## Check your understanding
A) In the abstract on plasma Aβ ratios, how many people made up the nondemented elderly cohort?
B) Quote the abstract on plasma Aβ ratios between "Comparison of ELISA- and" and "Res Ther. 2020;12:162.", inclusive.
C) Write what comes next in the abstract on plasma Aβ ratios, starting after its last sentence.

## Passage
Comparison of ELISA- and SIMOA-based quantification of plasma Aβ ratios for early detection of cerebral amyloidosis
De Meyer S, Schaeverbeke JM, Verberk IMW, Gille B, De Schaepdryver M, Luckett ES, Gabel S, Bruffaerts R, Mauroo K, Thijssen EH, Stoops E, Vanderstichele HM, Teunissen CE, Vandenberghe R and Poesen K
Alzheimers Res Ther. 2020;12:162.
Blood-based amyloid biomarkers may provide a non-invasive, cost-effective and scalable manner for detecting cerebral amyloidosis in early disease stages.
In this prospective cross-sectional study, we quantified plasma Aβ1–42/Aβ1–40 ratios with both routinely available ELISAs and novel SIMOA Amyblood assays, and provided a head-to-head comparison of their performances to detect cerebral amyloidosis in a nondemented elderly cohort (n = 199). Participants were stratified according to amyloid-PET status, and the performance of plasma Aβ1–42/Aβ1–40 to detect cerebral amyloidosis was assessed using receiver operating characteristic analysis. We additionally investigated the correlations of plasma Aβ ratios with amyloid-PET and CSF Alzheimer’s disease biomarkers, as well as platform agreement using Passing-Bablok regression and Bland-Altman analysis for both Aβ isoforms.

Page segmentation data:
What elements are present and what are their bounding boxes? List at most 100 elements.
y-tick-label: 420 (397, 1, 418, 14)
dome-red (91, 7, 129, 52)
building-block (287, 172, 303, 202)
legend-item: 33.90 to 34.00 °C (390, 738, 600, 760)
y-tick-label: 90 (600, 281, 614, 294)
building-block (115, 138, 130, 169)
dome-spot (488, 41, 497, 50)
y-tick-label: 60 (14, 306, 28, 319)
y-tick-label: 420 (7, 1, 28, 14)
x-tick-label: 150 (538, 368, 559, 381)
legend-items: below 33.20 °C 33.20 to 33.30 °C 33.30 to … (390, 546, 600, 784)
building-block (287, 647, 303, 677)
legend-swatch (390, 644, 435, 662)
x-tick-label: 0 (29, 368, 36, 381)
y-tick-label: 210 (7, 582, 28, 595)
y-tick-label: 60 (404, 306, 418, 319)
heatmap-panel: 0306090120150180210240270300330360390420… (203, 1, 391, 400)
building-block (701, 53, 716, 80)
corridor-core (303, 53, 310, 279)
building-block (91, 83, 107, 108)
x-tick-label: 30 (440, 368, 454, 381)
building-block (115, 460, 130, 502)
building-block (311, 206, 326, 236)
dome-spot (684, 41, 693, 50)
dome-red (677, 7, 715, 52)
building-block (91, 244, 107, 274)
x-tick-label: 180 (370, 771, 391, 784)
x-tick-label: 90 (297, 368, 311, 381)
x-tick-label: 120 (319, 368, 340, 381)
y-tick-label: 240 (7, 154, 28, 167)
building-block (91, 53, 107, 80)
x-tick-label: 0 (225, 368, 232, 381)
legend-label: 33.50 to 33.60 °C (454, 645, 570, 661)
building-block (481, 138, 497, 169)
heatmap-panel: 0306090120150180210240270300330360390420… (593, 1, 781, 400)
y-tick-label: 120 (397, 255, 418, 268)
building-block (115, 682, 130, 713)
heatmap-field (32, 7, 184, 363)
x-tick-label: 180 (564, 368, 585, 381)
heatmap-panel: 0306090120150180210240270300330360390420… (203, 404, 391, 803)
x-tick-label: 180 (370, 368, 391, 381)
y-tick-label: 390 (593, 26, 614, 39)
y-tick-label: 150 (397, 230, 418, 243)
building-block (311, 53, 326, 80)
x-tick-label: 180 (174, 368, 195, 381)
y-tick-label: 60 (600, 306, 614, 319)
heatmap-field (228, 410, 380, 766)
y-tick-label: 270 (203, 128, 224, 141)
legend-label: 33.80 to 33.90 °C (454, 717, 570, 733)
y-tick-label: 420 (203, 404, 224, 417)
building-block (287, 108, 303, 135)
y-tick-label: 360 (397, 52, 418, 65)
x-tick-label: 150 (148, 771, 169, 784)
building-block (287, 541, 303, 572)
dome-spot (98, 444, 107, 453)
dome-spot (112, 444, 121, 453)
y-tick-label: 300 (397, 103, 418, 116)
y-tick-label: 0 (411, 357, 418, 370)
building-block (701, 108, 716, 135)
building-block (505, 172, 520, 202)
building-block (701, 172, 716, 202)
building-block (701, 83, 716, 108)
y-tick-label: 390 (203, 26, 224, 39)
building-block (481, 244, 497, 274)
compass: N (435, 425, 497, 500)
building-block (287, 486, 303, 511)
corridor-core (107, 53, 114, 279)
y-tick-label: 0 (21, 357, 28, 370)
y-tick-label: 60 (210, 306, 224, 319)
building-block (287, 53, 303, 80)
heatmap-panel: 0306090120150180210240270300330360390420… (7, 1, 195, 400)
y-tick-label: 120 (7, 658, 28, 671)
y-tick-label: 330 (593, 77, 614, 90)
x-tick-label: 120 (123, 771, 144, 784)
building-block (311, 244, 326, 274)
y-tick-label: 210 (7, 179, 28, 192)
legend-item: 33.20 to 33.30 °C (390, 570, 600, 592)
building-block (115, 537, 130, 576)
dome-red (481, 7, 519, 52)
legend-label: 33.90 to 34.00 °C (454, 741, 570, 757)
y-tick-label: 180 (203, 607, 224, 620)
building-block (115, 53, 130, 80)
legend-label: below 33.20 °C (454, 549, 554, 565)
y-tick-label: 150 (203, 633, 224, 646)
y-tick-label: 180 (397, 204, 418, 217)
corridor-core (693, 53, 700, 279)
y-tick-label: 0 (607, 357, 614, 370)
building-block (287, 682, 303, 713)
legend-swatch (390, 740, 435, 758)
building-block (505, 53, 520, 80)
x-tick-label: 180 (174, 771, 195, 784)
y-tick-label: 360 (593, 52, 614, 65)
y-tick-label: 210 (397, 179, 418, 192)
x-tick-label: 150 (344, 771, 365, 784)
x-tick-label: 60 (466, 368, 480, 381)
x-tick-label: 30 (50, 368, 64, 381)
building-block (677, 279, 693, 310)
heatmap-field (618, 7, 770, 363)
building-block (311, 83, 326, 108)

## Answer list
A) 199

B)
Comparison of ELISA- and SIMOA-based quantification of plasma Aβ ratios for early detection of cerebral amyloidosis
De Meyer S, Schaeverbeke JM, Verberk IMW, Gille B, De Schaepdryver M, Luckett ES, Gabel S, Bruffaerts R, Mauroo K, Thijssen EH, Stoops E, Vanderstichele HM, Teunissen CE, Vandenberghe R and Poesen K
Alzheimers Res Ther. 2020;12:162.

C)
ELISA and SIMOA plasma Aβ1–42/Aβ1–40 detected cerebral amyloidosis with identical accuracy (ELISA: area under curve (AUC) 0.78, 95% CI 0.72–0.84; SIMOA: AUC 0.79, 95% CI 0.73–0.85), and both increased the performance of a basic demographic model including only age and APOE-ε4 genotype (p ≤ 0.02). ELISA and SIMOA had positive predictive values of respectively 41% and 36% in cognitively normal elderly and negative predictive values all exceeding 88%. Plasma Aβ1–42/Aβ1–40 correlated similarly with amyloid-PET for both platforms (Spearman ρ = − 0.32, p < 0.0001), yet correlations with CSF Aβ1–42/t-tau were stronger for ELISA (ρ = 0.41, p = 0.002) than for SIMOA (ρ = 0.29, p = 0.03). Plasma Aβ levels demonstrated poor agreement between ELISA and SIMOA with concentrations of both Aβ1–42 and Aβ1–40 measured by SIMOA consistently underestimating those measured by ELISA.
ELISA and SIMOA demonstrated equivalent performances in detecting cerebral amyloidosis through plasma Aβ1–42/Aβ1–40, both with high negative predictive values, making them equally suitable non-invasive prescreening tools for clinical trials by reducing the number of necessary PET scans for clinical trial recruitment.